INFORMATION SUPPLIED |
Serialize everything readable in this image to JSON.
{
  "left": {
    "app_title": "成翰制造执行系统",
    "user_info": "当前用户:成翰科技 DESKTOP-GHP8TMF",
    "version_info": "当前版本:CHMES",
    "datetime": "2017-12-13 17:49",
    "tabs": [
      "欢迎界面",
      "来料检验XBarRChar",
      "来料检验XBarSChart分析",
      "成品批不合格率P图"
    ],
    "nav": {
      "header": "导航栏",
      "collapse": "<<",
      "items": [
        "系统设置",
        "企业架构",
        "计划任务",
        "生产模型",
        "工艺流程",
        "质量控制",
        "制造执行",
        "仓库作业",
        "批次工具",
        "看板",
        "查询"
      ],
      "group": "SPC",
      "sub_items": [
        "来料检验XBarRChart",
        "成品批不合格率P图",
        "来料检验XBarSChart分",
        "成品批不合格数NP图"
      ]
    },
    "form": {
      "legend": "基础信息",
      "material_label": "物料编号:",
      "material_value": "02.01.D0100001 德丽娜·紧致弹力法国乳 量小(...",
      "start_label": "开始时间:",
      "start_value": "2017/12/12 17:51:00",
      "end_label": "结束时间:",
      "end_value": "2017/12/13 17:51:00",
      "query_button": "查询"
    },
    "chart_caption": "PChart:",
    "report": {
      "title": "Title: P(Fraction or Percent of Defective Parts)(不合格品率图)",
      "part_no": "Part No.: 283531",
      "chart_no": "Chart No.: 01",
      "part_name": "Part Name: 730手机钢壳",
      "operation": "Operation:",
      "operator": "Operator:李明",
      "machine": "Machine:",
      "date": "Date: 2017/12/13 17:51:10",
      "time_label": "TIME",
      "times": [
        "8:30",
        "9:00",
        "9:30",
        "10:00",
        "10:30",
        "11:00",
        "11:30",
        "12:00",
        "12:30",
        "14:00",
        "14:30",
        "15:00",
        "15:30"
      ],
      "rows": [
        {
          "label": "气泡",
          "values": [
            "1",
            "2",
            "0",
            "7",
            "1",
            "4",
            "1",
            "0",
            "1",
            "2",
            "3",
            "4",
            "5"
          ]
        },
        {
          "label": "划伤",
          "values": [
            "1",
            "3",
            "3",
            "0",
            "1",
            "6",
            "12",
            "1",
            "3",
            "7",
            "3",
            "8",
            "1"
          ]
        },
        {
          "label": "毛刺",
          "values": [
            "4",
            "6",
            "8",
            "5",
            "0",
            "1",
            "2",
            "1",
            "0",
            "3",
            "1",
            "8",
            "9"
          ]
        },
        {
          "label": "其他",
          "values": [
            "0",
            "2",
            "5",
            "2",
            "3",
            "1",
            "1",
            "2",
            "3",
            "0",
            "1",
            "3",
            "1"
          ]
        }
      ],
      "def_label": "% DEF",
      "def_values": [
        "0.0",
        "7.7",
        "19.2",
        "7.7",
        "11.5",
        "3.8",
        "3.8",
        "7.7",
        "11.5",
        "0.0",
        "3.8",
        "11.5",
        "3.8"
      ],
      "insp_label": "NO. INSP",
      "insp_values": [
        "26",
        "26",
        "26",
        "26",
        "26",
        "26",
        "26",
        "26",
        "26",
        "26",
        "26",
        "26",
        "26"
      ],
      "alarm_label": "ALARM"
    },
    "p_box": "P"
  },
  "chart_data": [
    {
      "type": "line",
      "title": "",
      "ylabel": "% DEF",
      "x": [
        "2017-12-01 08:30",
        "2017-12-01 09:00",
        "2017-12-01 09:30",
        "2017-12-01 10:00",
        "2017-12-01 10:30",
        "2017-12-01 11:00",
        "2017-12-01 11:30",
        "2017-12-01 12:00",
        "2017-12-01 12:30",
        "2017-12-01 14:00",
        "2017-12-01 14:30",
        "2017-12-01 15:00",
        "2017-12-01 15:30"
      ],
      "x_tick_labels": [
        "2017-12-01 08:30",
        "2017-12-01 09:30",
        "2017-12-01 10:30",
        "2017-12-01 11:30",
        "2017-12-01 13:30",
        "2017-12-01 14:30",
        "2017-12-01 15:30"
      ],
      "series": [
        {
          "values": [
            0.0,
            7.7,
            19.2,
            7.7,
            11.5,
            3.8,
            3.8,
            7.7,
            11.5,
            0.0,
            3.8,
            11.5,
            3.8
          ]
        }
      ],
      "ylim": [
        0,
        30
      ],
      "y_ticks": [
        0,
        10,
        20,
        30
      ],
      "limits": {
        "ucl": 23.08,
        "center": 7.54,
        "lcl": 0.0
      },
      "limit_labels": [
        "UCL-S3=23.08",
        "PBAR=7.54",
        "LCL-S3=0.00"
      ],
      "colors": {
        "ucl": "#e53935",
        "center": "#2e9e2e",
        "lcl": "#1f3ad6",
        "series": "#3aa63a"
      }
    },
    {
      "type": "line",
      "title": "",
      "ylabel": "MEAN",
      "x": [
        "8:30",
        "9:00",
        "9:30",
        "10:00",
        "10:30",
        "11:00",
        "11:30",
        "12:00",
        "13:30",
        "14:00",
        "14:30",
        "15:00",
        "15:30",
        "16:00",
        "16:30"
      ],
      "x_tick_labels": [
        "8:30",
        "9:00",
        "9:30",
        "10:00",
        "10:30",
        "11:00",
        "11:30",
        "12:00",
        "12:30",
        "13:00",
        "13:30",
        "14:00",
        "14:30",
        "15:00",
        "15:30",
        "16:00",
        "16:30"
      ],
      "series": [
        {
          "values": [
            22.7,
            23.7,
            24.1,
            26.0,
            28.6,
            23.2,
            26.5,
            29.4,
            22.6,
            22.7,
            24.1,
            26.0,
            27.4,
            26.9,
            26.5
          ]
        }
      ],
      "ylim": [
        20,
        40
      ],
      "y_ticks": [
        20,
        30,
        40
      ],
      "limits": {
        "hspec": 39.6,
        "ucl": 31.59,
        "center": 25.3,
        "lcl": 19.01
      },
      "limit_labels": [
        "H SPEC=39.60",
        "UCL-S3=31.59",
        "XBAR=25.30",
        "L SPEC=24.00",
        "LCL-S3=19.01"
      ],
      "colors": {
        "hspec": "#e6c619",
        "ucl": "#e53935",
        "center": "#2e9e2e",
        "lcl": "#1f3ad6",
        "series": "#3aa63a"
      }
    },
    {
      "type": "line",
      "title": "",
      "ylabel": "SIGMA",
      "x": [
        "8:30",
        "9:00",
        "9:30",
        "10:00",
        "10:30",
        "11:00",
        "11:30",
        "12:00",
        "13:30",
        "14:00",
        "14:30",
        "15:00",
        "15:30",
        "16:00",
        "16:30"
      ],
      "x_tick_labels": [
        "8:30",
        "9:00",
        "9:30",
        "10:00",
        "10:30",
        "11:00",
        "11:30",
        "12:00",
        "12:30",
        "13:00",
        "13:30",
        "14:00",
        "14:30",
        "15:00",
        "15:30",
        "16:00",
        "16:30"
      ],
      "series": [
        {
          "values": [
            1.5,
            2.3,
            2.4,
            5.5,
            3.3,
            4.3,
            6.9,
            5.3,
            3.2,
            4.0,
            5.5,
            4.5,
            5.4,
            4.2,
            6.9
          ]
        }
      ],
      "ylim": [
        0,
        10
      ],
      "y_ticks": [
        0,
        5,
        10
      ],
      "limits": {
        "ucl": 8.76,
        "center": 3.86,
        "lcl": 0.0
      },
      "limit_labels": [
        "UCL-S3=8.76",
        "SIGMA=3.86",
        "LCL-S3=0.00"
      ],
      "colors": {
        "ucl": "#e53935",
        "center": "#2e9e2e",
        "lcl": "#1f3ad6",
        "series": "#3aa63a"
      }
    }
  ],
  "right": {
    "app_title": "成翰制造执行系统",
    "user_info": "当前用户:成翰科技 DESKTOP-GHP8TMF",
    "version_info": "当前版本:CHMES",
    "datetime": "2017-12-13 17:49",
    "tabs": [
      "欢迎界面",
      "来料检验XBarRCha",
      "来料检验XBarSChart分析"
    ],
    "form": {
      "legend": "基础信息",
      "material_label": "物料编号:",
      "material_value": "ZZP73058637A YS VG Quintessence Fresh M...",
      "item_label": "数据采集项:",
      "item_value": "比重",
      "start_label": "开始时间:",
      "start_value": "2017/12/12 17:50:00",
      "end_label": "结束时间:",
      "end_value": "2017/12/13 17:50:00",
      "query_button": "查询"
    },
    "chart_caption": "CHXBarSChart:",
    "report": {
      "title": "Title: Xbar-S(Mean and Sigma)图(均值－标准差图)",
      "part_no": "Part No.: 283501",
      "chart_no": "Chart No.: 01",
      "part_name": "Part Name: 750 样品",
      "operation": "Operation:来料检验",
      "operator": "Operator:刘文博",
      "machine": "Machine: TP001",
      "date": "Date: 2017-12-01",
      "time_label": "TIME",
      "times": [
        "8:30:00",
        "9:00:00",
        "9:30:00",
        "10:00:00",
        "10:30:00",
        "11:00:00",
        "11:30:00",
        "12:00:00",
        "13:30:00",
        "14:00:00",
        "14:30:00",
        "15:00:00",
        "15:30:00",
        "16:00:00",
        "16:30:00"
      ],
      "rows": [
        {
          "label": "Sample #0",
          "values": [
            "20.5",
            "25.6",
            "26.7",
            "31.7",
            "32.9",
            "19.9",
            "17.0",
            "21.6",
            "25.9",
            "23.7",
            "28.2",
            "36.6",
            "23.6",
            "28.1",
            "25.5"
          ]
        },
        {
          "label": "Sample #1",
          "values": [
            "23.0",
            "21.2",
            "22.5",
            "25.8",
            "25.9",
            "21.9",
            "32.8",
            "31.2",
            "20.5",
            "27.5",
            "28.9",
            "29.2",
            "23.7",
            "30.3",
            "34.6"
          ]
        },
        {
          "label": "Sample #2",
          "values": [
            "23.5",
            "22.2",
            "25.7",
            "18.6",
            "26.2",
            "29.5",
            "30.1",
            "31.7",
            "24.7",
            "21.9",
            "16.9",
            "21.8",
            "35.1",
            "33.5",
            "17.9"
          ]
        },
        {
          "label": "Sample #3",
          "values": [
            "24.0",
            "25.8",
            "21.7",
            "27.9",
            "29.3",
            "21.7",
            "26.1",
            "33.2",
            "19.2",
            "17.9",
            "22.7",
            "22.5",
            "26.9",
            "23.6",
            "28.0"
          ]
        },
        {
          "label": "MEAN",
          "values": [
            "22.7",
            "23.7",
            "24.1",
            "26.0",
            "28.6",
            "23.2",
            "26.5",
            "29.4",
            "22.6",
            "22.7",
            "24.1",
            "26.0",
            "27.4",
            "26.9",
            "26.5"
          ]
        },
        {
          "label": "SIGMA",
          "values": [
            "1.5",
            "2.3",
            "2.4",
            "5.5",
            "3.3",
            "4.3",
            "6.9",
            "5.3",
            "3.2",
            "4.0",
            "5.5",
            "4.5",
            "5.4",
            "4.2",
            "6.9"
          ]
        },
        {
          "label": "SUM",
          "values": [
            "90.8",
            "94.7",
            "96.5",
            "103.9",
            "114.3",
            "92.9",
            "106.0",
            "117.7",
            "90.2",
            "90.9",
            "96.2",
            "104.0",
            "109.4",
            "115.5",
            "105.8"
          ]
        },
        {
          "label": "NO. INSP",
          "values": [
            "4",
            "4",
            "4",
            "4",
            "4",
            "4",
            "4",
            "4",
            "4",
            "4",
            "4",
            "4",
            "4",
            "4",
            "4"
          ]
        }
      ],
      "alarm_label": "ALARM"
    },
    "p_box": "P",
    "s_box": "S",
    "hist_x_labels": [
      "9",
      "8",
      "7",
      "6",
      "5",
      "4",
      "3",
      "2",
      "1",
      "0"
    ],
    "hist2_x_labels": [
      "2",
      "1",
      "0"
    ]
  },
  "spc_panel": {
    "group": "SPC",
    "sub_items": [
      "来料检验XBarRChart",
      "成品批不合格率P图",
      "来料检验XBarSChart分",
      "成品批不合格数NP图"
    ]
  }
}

AIM OF THE EXERCISE |
The required answer is a single number: the count of lines in the entries that hold the string "Operation".

EXERCISE RESPONSE |
2